OBJECTIVE » Quote all entries exactly, leaving pictures aside.

LISTED RECORDS »
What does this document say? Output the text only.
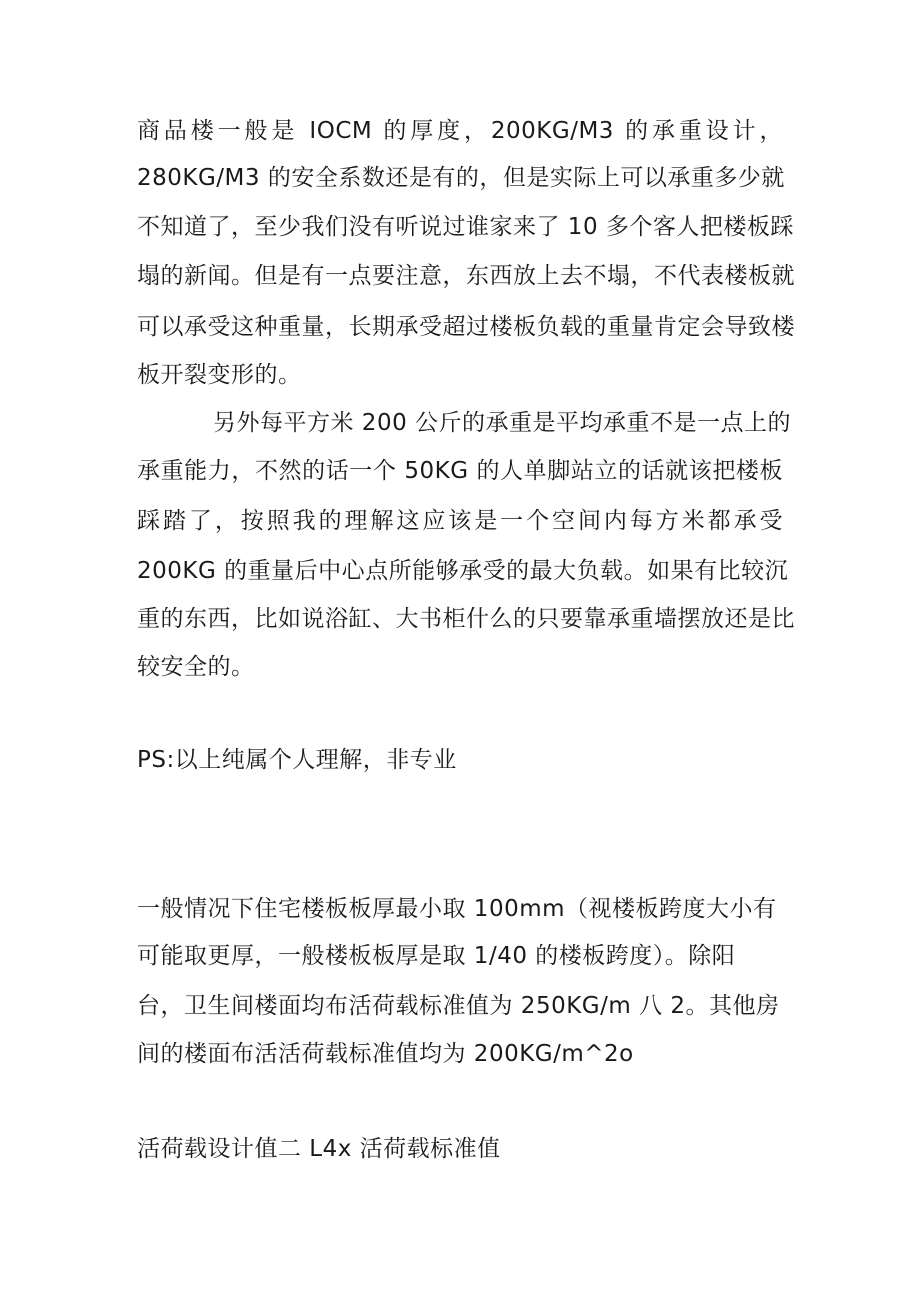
商品楼一般是 IOCM 的厚度，200KG/M3 的承重设计，
280KG/M3 的安全系数还是有的，但是实际上可以承重多少就
不知道了，至少我们没有听说过谁家来了 10 多个客人把楼板踩
塌的新闻。但是有一点要注意，东西放上去不塌，不代表楼板就
可以承受这种重量，长期承受超过楼板负载的重量肯定会导致楼
板开裂变形的。
另外每平方米 200 公斤的承重是平均承重不是一点上的
承重能力，不然的话一个 50KG 的人单脚站立的话就该把楼板
踩踏了，按照我的理解这应该是一个空间内每方米都承受
200KG 的重量后中心点所能够承受的最大负载。如果有比较沉
重的东西，比如说浴缸、大书柜什么的只要靠承重墙摆放还是比
较安全的。
PS:以上纯属个人理解，非专业
一般情况下住宅楼板板厚最小取 100mm（视楼板跨度大小有
可能取更厚，一般楼板板厚是取 1/40 的楼板跨度）。除阳
台，卫生间楼面均布活荷载标准值为 250KG/m 八 2。其他房
间的楼面布活活荷载标准值均为 200KG/m^2o
活荷载设计值二 L4x 活荷载标准值
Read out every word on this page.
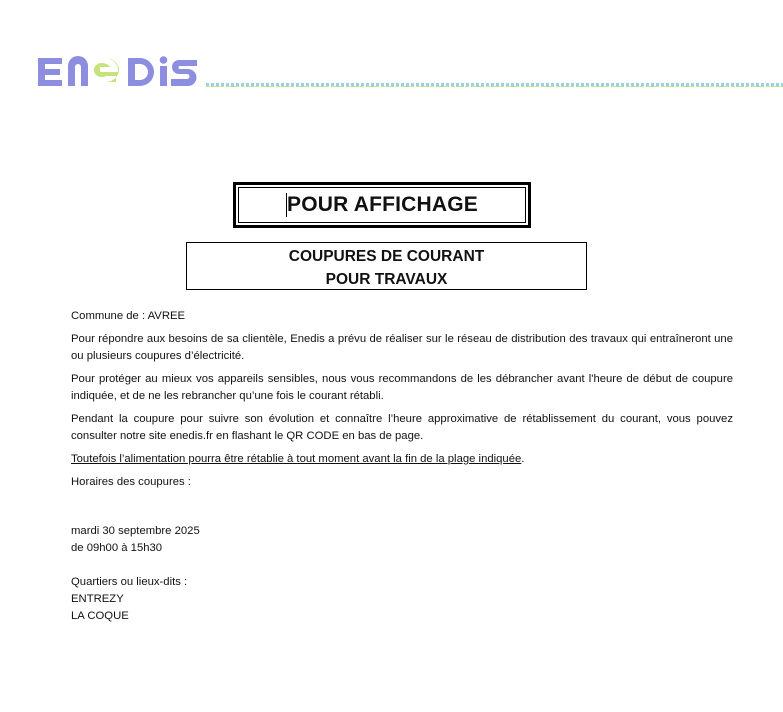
POUR AFFICHAGE
COUPURES DE COURANT
POUR TRAVAUX

Commune de : AVREE

Pour répondre aux besoins de sa clientèle, Enedis a prévu de réaliser sur le réseau de distribution des travaux qui entraîneront une ou plusieurs coupures d’électricité.

Pour protéger au mieux vos appareils sensibles, nous vous recommandons de les débrancher avant l'heure de début de coupure indiquée, et de ne les rebrancher qu’une fois le courant rétabli.

Pendant la coupure pour suivre son évolution et connaître l’heure approximative de rétablissement du courant, vous pouvez consulter notre site enedis.fr en flashant le QR CODE en bas de page.

Toutefois l’alimentation pourra être rétablie à tout moment avant la fin de la plage indiquée.

Horaires des coupures :

mardi 30 septembre 2025
de 09h00 à 15h30
Quartiers ou lieux-dits :
ENTREZY
LA COQUE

PROBLEM SOLUTION »
What does this document say? Output the text only.
商品楼一般是 IOCM 的厚度，200KG/M3 的承重设计，
280KG/M3 的安全系数还是有的，但是实际上可以承重多少就
不知道了，至少我们没有听说过谁家来了 10 多个客人把楼板踩
塌的新闻。但是有一点要注意，东西放上去不塌，不代表楼板就
可以承受这种重量，长期承受超过楼板负载的重量肯定会导致楼
板开裂变形的。
另外每平方米 200 公斤的承重是平均承重不是一点上的
承重能力，不然的话一个 50KG 的人单脚站立的话就该把楼板
踩踏了，按照我的理解这应该是一个空间内每方米都承受
200KG 的重量后中心点所能够承受的最大负载。如果有比较沉
重的东西，比如说浴缸、大书柜什么的只要靠承重墙摆放还是比
较安全的。
PS:以上纯属个人理解，非专业
一般情况下住宅楼板板厚最小取 100mm（视楼板跨度大小有
可能取更厚，一般楼板板厚是取 1/40 的楼板跨度）。除阳
台，卫生间楼面均布活荷载标准值为 250KG/m 八 2。其他房
间的楼面布活活荷载标准值均为 200KG/m^2o
活荷载设计值二 L4x 活荷载标准值
Read out every word on this page.
POUR AFFICHAGE
COUPURES DE COURANT
POUR TRAVAUX

Commune de : AVREE

Pour répondre aux besoins de sa clientèle, Enedis a prévu de réaliser sur le réseau de distribution des travaux qui entraîneront une ou plusieurs coupures d’électricité.

Pour protéger au mieux vos appareils sensibles, nous vous recommandons de les débrancher avant l'heure de début de coupure indiquée, et de ne les rebrancher qu’une fois le courant rétabli.

Pendant la coupure pour suivre son évolution et connaître l’heure approximative de rétablissement du courant, vous pouvez consulter notre site enedis.fr en flashant le QR CODE en bas de page.

Toutefois l’alimentation pourra être rétablie à tout moment avant la fin de la plage indiquée.

Horaires des coupures :

mardi 30 septembre 2025
de 09h00 à 15h30
Quartiers ou lieux-dits :
ENTREZY
LA COQUE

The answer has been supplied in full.